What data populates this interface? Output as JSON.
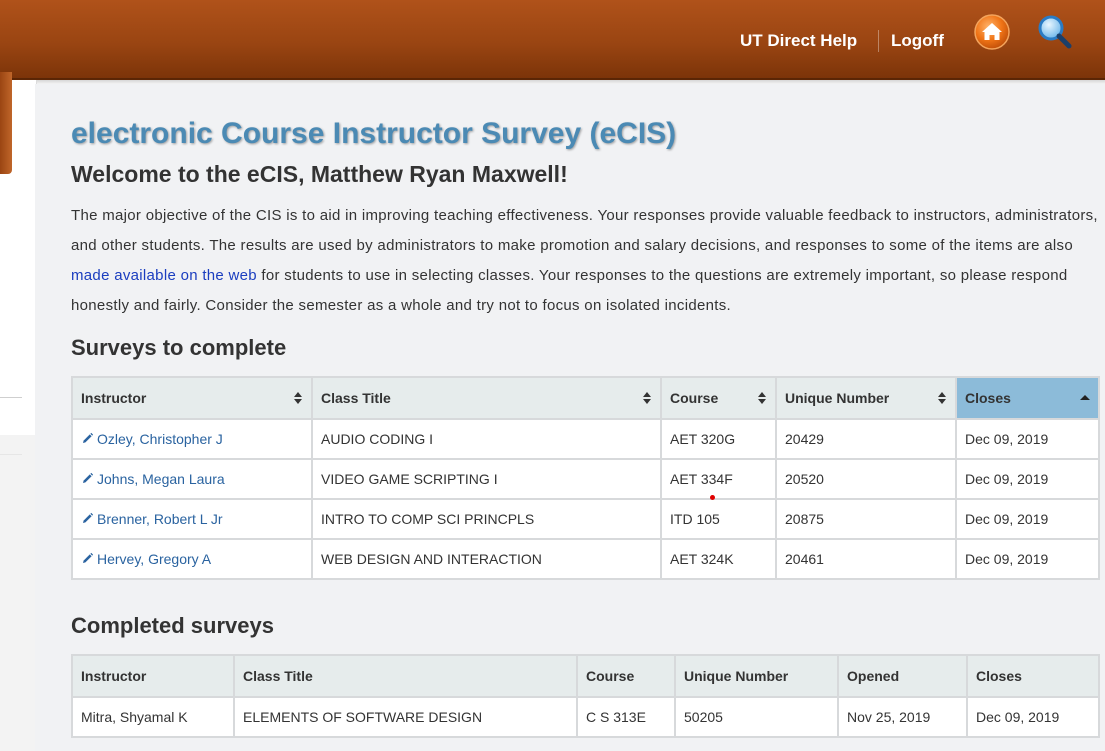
{
  "header": {
    "help_label": "UT Direct Help",
    "logoff_label": "Logoff",
    "home_icon": "home-icon",
    "search_icon": "search-icon",
    "brand_color": "#9a4512"
  },
  "page": {
    "title": "electronic Course Instructor Survey (eCIS)",
    "welcome": "Welcome to the eCIS, Matthew Ryan Maxwell!",
    "intro_before": "The major objective of the CIS is to aid in improving teaching effectiveness. Your responses provide valuable feedback to instructors, administrators, and other students. The results are used by administrators to make promotion and salary decisions, and responses to some of the items are also ",
    "intro_link": "made available on the web",
    "intro_after": " for students to use in selecting classes. Your responses to the questions are extremely important, so please respond honestly and fairly. Consider the semester as a whole and try not to focus on isolated incidents."
  },
  "to_complete": {
    "heading": "Surveys to complete",
    "headers": [
      "Instructor",
      "Class Title",
      "Course",
      "Unique Number",
      "Closes"
    ],
    "sorted_column": "Closes",
    "rows": [
      {
        "instructor": "Ozley, Christopher J",
        "class_title": "AUDIO CODING I",
        "course": "AET 320G",
        "unique": "20429",
        "closes": "Dec 09, 2019"
      },
      {
        "instructor": "Johns, Megan Laura",
        "class_title": "VIDEO GAME SCRIPTING I",
        "course": "AET 334F",
        "unique": "20520",
        "closes": "Dec 09, 2019"
      },
      {
        "instructor": "Brenner, Robert L Jr",
        "class_title": "INTRO TO COMP SCI PRINCPLS",
        "course": "ITD 105",
        "unique": "20875",
        "closes": "Dec 09, 2019"
      },
      {
        "instructor": "Hervey, Gregory A",
        "class_title": "WEB DESIGN AND INTERACTION",
        "course": "AET 324K",
        "unique": "20461",
        "closes": "Dec 09, 2019"
      }
    ]
  },
  "completed": {
    "heading": "Completed surveys",
    "headers": [
      "Instructor",
      "Class Title",
      "Course",
      "Unique Number",
      "Opened",
      "Closes"
    ],
    "rows": [
      {
        "instructor": "Mitra, Shyamal K",
        "class_title": "ELEMENTS OF SOFTWARE DESIGN",
        "course": "C S 313E",
        "unique": "50205",
        "opened": "Nov 25, 2019",
        "closes": "Dec 09, 2019"
      }
    ]
  }
}
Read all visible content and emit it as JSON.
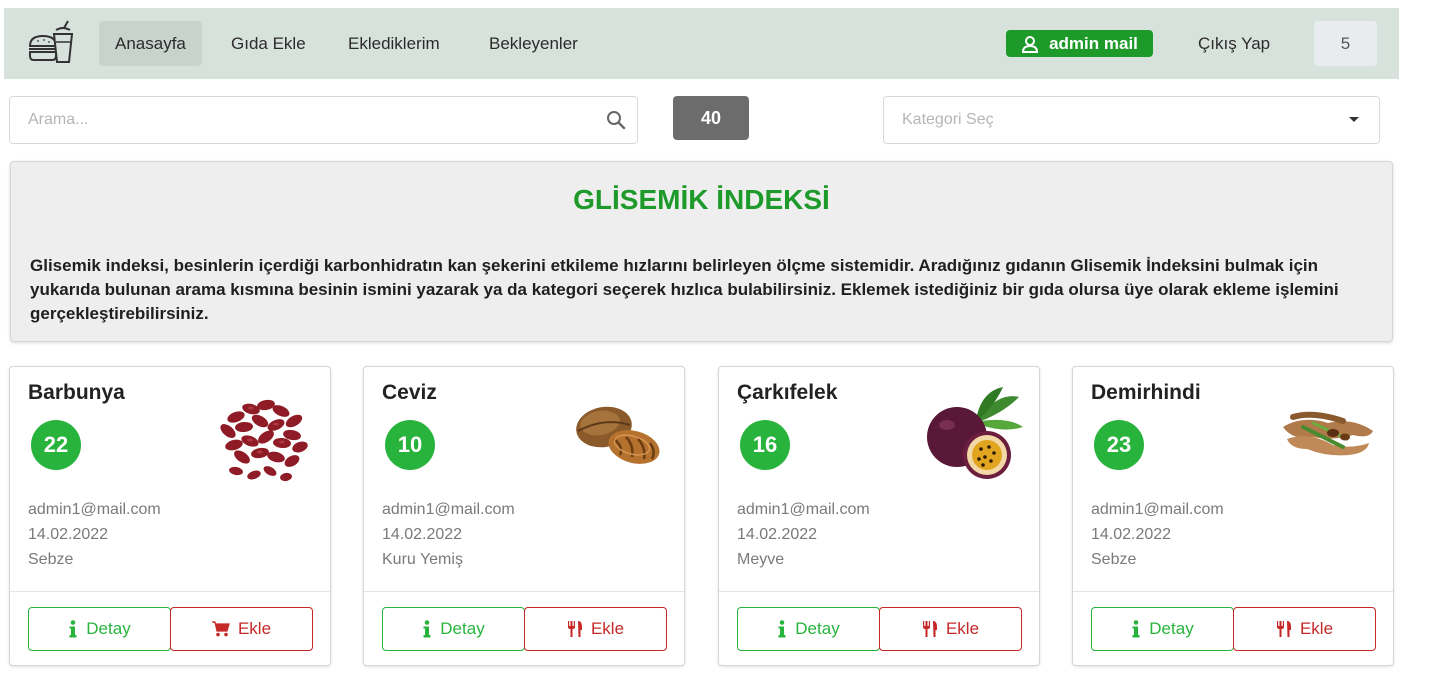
{
  "navbar": {
    "logo_icon": "fast-food-icon",
    "items": [
      {
        "label": "Anasayfa",
        "active": true
      },
      {
        "label": "Gıda Ekle",
        "active": false
      },
      {
        "label": "Eklediklerim",
        "active": false
      },
      {
        "label": "Bekleyenler",
        "active": false
      }
    ],
    "user": {
      "label": "admin mail",
      "icon": "user-icon",
      "color": "#1d9a2a"
    },
    "logout_label": "Çıkış Yap",
    "count": "5"
  },
  "search": {
    "placeholder": "Arama...",
    "icon": "search-icon",
    "total": "40",
    "category_placeholder": "Kategori Seç"
  },
  "info": {
    "title": "GLİSEMİK İNDEKSİ",
    "text": "Glisemik indeksi, besinlerin içerdiği karbonhidratın kan şekerini etkileme hızlarını belirleyen ölçme sistemidir. Aradığınız gıdanın Glisemik İndeksini bulmak için yukarıda bulunan arama kısmına besinin ismini yazarak ya da kategori seçerek hızlıca bulabilirsiniz. Eklemek istediğiniz bir gıda olursa üye olarak ekleme işlemini gerçekleştirebilirsiniz.",
    "title_color": "#1d9a2a"
  },
  "cards": [
    {
      "name": "Barbunya",
      "gi": "22",
      "email": "admin1@mail.com",
      "date": "14.02.2022",
      "category": "Sebze",
      "image": "kidney-beans-image",
      "detail_label": "Detay",
      "add_label": "Ekle",
      "add_icon": "cart-icon"
    },
    {
      "name": "Ceviz",
      "gi": "10",
      "email": "admin1@mail.com",
      "date": "14.02.2022",
      "category": "Kuru Yemiş",
      "image": "walnut-image",
      "detail_label": "Detay",
      "add_label": "Ekle",
      "add_icon": "utensils-icon"
    },
    {
      "name": "Çarkıfelek",
      "gi": "16",
      "email": "admin1@mail.com",
      "date": "14.02.2022",
      "category": "Meyve",
      "image": "passion-fruit-image",
      "detail_label": "Detay",
      "add_label": "Ekle",
      "add_icon": "utensils-icon"
    },
    {
      "name": "Demirhindi",
      "gi": "23",
      "email": "admin1@mail.com",
      "date": "14.02.2022",
      "category": "Sebze",
      "image": "tamarind-image",
      "detail_label": "Detay",
      "add_label": "Ekle",
      "add_icon": "utensils-icon"
    }
  ],
  "colors": {
    "green": "#28b43c",
    "red": "#c62828",
    "navbar": "#d8e2dc"
  }
}
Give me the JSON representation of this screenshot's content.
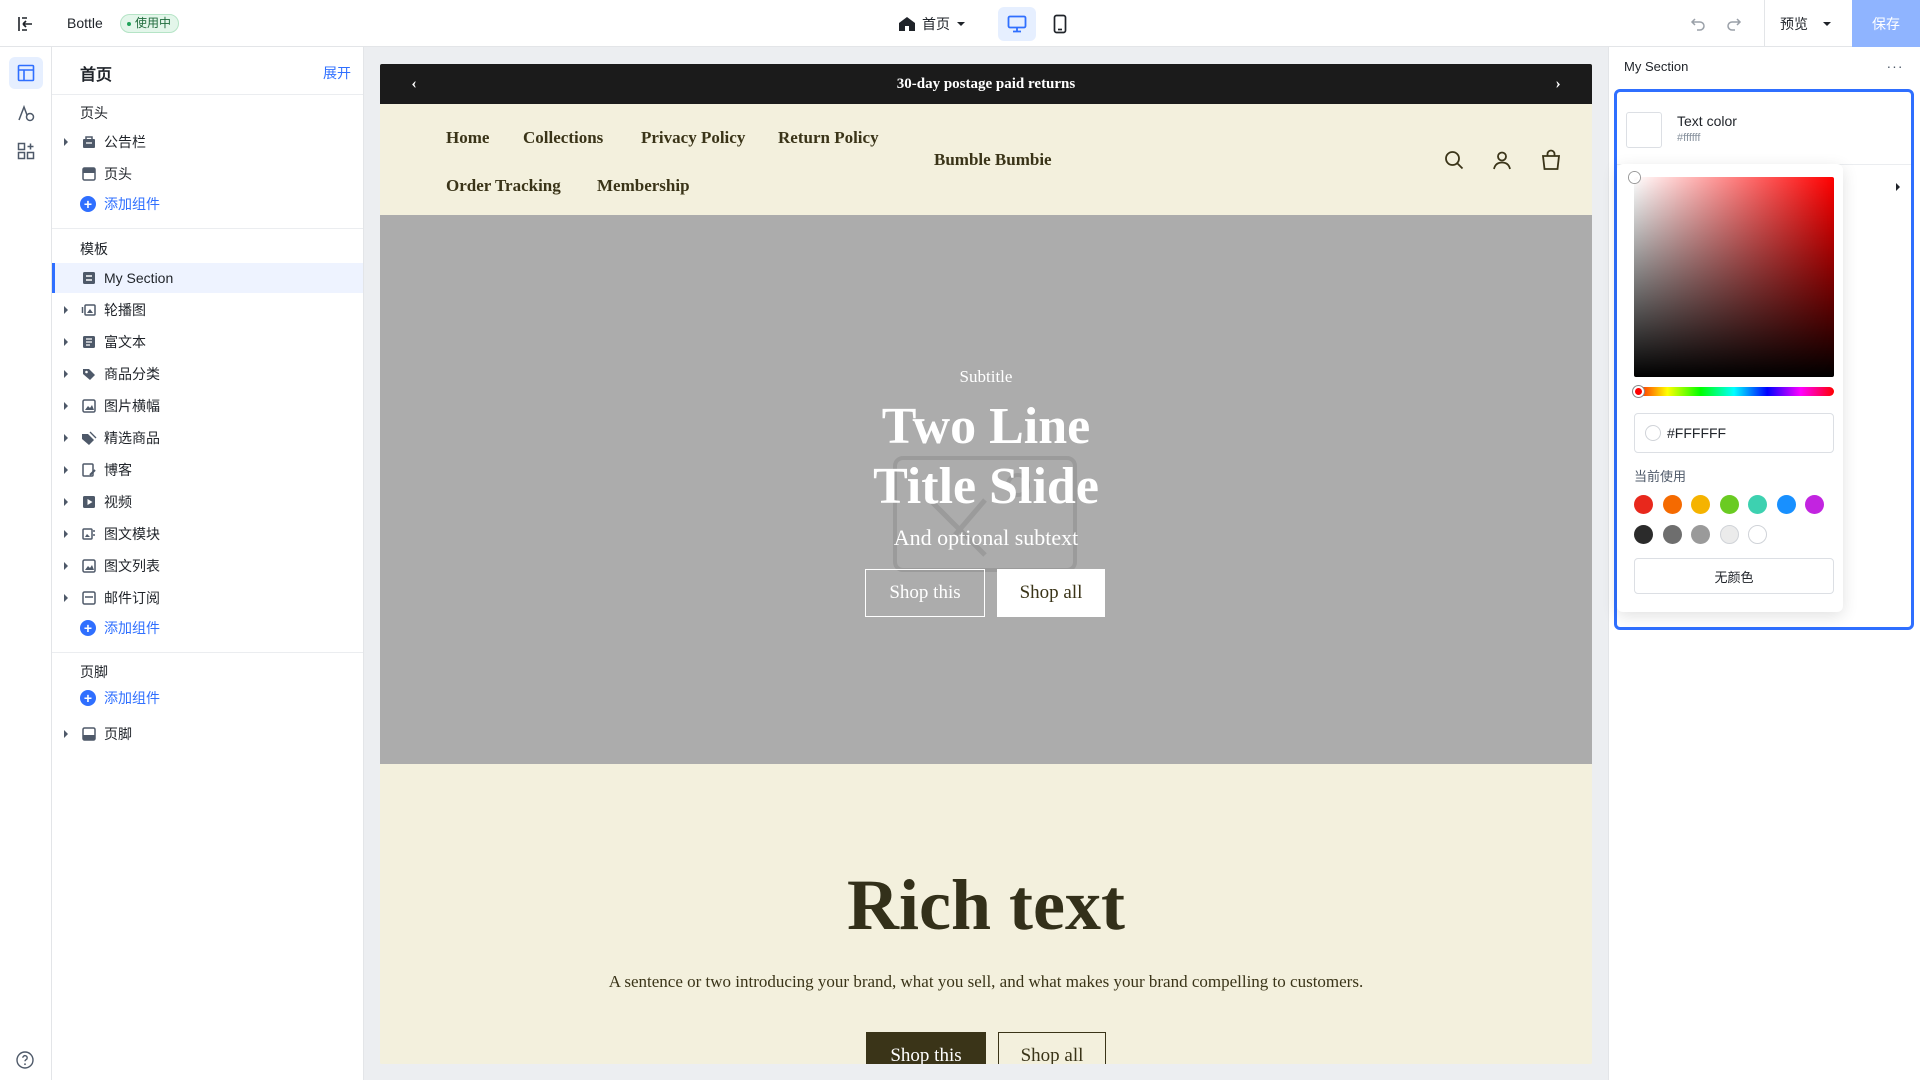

== == ==

▸ WHAT IS ASKED
Return each line that includes "Your".

▸ WRITTEN REPLY
    "intro_before": "The major objective of the CIS is to aid in improving teaching effectiveness. Your responses provide valuable feedback to instructors, administrators, and other students. The results are used by administrators to make promotion and salary decisions, and responses to some of the items are also ",
    "intro_after": " for students to use in selecting classes. Your responses to the questions are extremely important, so please respond honestly and fairly. Consider the semester as a whole and try not to focus on isolated incidents."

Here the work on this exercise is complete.